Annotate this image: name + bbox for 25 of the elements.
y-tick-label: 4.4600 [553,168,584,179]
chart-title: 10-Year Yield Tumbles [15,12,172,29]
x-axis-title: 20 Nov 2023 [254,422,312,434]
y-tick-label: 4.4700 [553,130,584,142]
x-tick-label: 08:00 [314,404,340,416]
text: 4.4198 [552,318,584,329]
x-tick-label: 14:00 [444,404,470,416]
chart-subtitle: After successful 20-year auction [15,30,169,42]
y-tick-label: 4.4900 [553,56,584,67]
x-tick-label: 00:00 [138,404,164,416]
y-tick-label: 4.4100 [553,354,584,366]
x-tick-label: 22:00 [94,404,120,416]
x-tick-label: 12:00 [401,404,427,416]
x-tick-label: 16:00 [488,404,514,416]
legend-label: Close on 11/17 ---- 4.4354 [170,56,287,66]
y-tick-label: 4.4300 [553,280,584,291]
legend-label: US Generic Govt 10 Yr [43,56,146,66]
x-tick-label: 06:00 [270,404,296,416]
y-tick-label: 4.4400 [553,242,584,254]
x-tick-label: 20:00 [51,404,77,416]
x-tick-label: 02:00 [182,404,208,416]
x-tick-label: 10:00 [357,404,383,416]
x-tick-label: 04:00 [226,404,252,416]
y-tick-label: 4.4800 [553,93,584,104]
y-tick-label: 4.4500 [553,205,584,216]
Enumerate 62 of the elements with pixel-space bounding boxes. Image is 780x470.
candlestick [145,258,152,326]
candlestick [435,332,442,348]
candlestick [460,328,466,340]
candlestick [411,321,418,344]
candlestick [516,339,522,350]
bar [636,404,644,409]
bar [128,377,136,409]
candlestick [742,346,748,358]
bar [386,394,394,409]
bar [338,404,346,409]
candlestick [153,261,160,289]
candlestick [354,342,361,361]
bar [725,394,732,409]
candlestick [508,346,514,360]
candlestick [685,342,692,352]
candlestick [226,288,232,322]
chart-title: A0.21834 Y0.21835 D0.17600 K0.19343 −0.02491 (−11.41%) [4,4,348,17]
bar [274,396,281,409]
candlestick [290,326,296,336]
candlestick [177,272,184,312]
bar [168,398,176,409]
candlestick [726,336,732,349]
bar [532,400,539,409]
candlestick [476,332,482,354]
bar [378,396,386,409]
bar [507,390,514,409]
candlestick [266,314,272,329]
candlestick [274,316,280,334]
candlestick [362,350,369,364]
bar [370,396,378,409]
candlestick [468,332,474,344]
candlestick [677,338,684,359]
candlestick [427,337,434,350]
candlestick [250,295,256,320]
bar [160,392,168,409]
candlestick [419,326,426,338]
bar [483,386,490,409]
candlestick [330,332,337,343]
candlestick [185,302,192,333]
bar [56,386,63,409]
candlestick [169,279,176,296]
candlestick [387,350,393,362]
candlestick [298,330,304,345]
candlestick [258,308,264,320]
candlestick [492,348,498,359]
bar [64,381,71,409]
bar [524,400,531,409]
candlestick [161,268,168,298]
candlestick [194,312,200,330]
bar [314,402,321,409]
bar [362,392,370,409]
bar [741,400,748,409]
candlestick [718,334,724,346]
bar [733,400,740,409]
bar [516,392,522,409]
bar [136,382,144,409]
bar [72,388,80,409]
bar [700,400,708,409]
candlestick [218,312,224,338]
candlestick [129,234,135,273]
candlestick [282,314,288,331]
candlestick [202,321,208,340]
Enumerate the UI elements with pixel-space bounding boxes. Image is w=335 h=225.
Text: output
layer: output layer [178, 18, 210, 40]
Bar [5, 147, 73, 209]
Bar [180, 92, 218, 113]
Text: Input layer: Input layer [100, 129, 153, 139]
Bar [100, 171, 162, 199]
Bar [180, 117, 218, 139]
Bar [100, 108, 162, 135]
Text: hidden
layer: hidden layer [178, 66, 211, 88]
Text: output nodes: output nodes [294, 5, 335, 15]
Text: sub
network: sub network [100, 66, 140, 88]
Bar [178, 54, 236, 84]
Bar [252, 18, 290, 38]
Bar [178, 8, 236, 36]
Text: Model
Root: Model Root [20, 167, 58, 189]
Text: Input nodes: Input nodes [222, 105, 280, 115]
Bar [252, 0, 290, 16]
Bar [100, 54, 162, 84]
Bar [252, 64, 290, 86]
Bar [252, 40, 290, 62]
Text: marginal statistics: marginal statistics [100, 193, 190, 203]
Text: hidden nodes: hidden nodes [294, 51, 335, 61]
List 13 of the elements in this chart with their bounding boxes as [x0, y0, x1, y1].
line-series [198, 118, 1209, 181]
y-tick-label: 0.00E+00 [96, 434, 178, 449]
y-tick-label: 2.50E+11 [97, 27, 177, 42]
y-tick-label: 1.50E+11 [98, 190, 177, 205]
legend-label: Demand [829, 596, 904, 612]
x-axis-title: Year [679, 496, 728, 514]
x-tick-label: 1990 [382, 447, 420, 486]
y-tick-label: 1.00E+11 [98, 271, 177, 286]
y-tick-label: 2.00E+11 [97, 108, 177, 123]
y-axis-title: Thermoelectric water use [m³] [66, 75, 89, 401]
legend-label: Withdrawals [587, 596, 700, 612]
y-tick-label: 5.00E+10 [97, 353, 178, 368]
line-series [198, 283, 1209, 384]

***

Short exercise. Copy out the entries line for line, starting at the first line and ending with the line that contains "candlestick [677,338,684,359]".

Response below.
Annotate this image: name + bbox for 25 of the elements.
y-tick-label: 4.4600 [553,168,584,179]
chart-title: 10-Year Yield Tumbles [15,12,172,29]
x-axis-title: 20 Nov 2023 [254,422,312,434]
y-tick-label: 4.4700 [553,130,584,142]
x-tick-label: 08:00 [314,404,340,416]
text: 4.4198 [552,318,584,329]
x-tick-label: 14:00 [444,404,470,416]
chart-subtitle: After successful 20-year auction [15,30,169,42]
y-tick-label: 4.4900 [553,56,584,67]
x-tick-label: 00:00 [138,404,164,416]
y-tick-label: 4.4100 [553,354,584,366]
x-tick-label: 22:00 [94,404,120,416]
x-tick-label: 12:00 [401,404,427,416]
x-tick-label: 16:00 [488,404,514,416]
legend-label: Close on 11/17 ---- 4.4354 [170,56,287,66]
y-tick-label: 4.4300 [553,280,584,291]
legend-label: US Generic Govt 10 Yr [43,56,146,66]
x-tick-label: 06:00 [270,404,296,416]
y-tick-label: 4.4400 [553,242,584,254]
x-tick-label: 20:00 [51,404,77,416]
x-tick-label: 02:00 [182,404,208,416]
x-tick-label: 10:00 [357,404,383,416]
x-tick-label: 04:00 [226,404,252,416]
y-tick-label: 4.4800 [553,93,584,104]
y-tick-label: 4.4500 [553,205,584,216]
Enumerate 62 of the elements with pixel-space bounding boxes. Image is 780x470.
candlestick [145,258,152,326]
candlestick [435,332,442,348]
candlestick [460,328,466,340]
candlestick [411,321,418,344]
candlestick [516,339,522,350]
bar [636,404,644,409]
bar [128,377,136,409]
candlestick [742,346,748,358]
bar [386,394,394,409]
bar [338,404,346,409]
candlestick [153,261,160,289]
candlestick [354,342,361,361]
bar [725,394,732,409]
candlestick [508,346,514,360]
candlestick [685,342,692,352]
candlestick [226,288,232,322]
chart-title: A0.21834 Y0.21835 D0.17600 K0.19343 −0.02491 (−11.41%) [4,4,348,17]
bar [274,396,281,409]
candlestick [290,326,296,336]
candlestick [177,272,184,312]
bar [168,398,176,409]
candlestick [726,336,732,349]
bar [532,400,539,409]
candlestick [476,332,482,354]
bar [378,396,386,409]
bar [507,390,514,409]
candlestick [266,314,272,329]
candlestick [274,316,280,334]
candlestick [362,350,369,364]
bar [370,396,378,409]
candlestick [468,332,474,344]
candlestick [677,338,684,359]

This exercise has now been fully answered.